Copy these lines exactly as they are, but leave the pictures out of your copy.

__RECORDS SUPPLIED__
START
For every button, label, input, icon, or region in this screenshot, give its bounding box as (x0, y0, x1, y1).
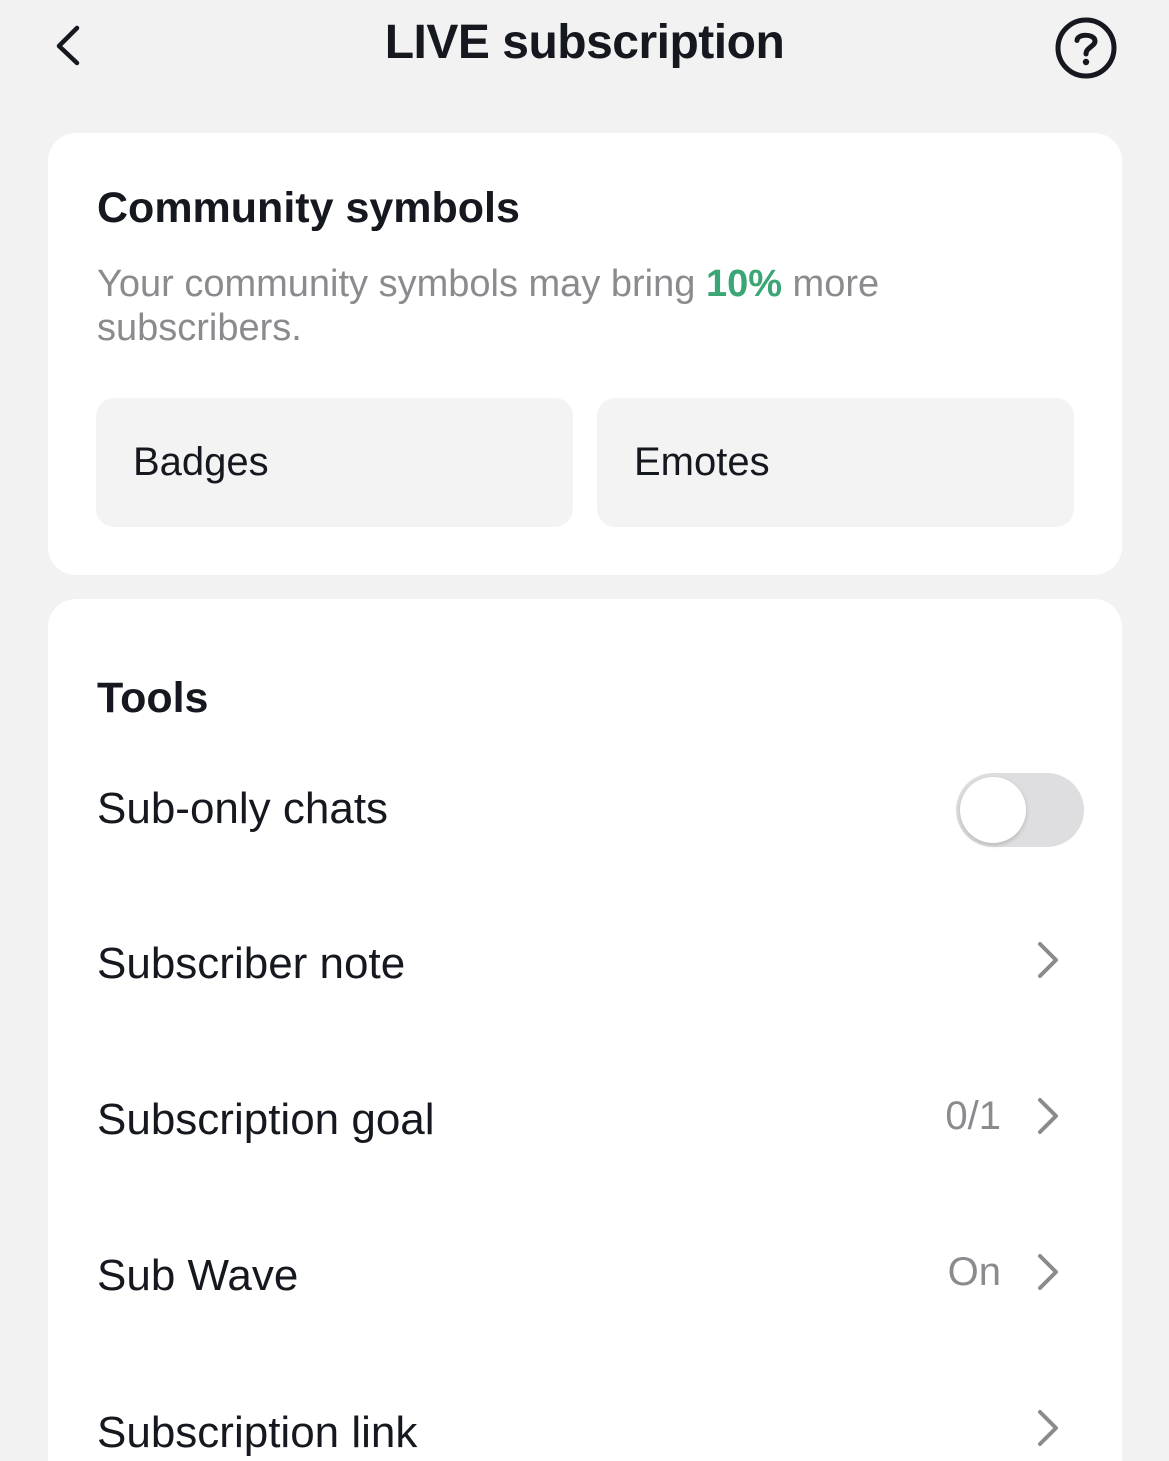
chevron-right-icon (1038, 1098, 1058, 1134)
subscription-goal-row[interactable]: Subscription goal 0/1 (48, 1061, 1122, 1181)
badges-label: Badges (133, 440, 269, 484)
subscriber-note-label: Subscriber note (97, 939, 406, 988)
percentage-highlight: 10% (705, 263, 782, 305)
page-title: LIVE subscription (384, 16, 785, 69)
subscriber-note-row[interactable]: Subscriber note (48, 905, 1122, 1025)
emotes-tile[interactable]: Emotes (597, 398, 1074, 527)
sub-wave-value: On (947, 1250, 1001, 1294)
emotes-label: Emotes (634, 440, 770, 484)
help-button[interactable] (1052, 14, 1120, 82)
community-symbols-heading: Community symbols (97, 184, 520, 232)
subscription-goal-label: Subscription goal (97, 1095, 435, 1144)
subscription-goal-value: 0/1 (945, 1094, 1001, 1138)
subscription-link-row[interactable]: Subscription link (48, 1373, 1122, 1461)
top-bar: LIVE subscription (0, 0, 1169, 92)
description-text: Your community symbols may bring (97, 263, 706, 305)
chevron-right-icon (1038, 1410, 1058, 1446)
live-subscription-page: LIVE subscription Community symbols Your… (0, 0, 1169, 1461)
badges-tile[interactable]: Badges (96, 398, 573, 527)
toggle-knob (960, 777, 1026, 843)
tools-heading: Tools (97, 674, 209, 722)
sub-only-chats-toggle[interactable] (956, 773, 1084, 847)
chevron-right-icon (1038, 1254, 1058, 1290)
sub-wave-row[interactable]: Sub Wave On (48, 1217, 1122, 1337)
sub-only-chats-label: Sub-only chats (97, 784, 389, 833)
chevron-right-icon (1038, 942, 1058, 978)
community-symbols-description: Your community symbols may bring 10% mor… (97, 262, 977, 350)
subscription-link-label: Subscription link (97, 1408, 418, 1457)
question-circle-icon (1055, 17, 1117, 79)
sub-wave-label: Sub Wave (97, 1251, 299, 1300)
END
__WRITTEN RESPONSE__
For every button, label, input, icon, or region in this screenshot, give its bounding box as (x0, y0, x1, y1).
chevron-right-icon (1038, 1098, 1058, 1134)
subscription-goal-row[interactable]: Subscription goal 0/1 (48, 1061, 1122, 1181)
badges-label: Badges (133, 440, 269, 484)
subscriber-note-label: Subscriber note (97, 939, 406, 988)
percentage-highlight: 10% (705, 263, 782, 305)
page-title: LIVE subscription (384, 16, 785, 69)
subscriber-note-row[interactable]: Subscriber note (48, 905, 1122, 1025)
emotes-tile[interactable]: Emotes (597, 398, 1074, 527)
sub-wave-value: On (947, 1250, 1001, 1294)
emotes-label: Emotes (634, 440, 770, 484)
help-button[interactable] (1052, 14, 1120, 82)
community-symbols-heading: Community symbols (97, 184, 520, 232)
subscription-goal-label: Subscription goal (97, 1095, 435, 1144)
subscription-goal-value: 0/1 (945, 1094, 1001, 1138)
subscription-link-row[interactable]: Subscription link (48, 1373, 1122, 1461)
top-bar: LIVE subscription (0, 0, 1169, 92)
description-text: Your community symbols may bring (97, 263, 706, 305)
chevron-right-icon (1038, 1410, 1058, 1446)
live-subscription-page: LIVE subscription Community symbols Your… (0, 0, 1169, 1461)
badges-tile[interactable]: Badges (96, 398, 573, 527)
toggle-knob (960, 777, 1026, 843)
tools-heading: Tools (97, 674, 209, 722)
sub-only-chats-toggle[interactable] (956, 773, 1084, 847)
chevron-right-icon (1038, 1254, 1058, 1290)
sub-wave-row[interactable]: Sub Wave On (48, 1217, 1122, 1337)
sub-only-chats-label: Sub-only chats (97, 784, 389, 833)
chevron-right-icon (1038, 942, 1058, 978)
community-symbols-description: Your community symbols may bring 10% mor… (97, 262, 977, 350)
subscription-link-label: Subscription link (97, 1408, 418, 1457)
question-circle-icon (1055, 17, 1117, 79)
sub-wave-label: Sub Wave (97, 1251, 299, 1300)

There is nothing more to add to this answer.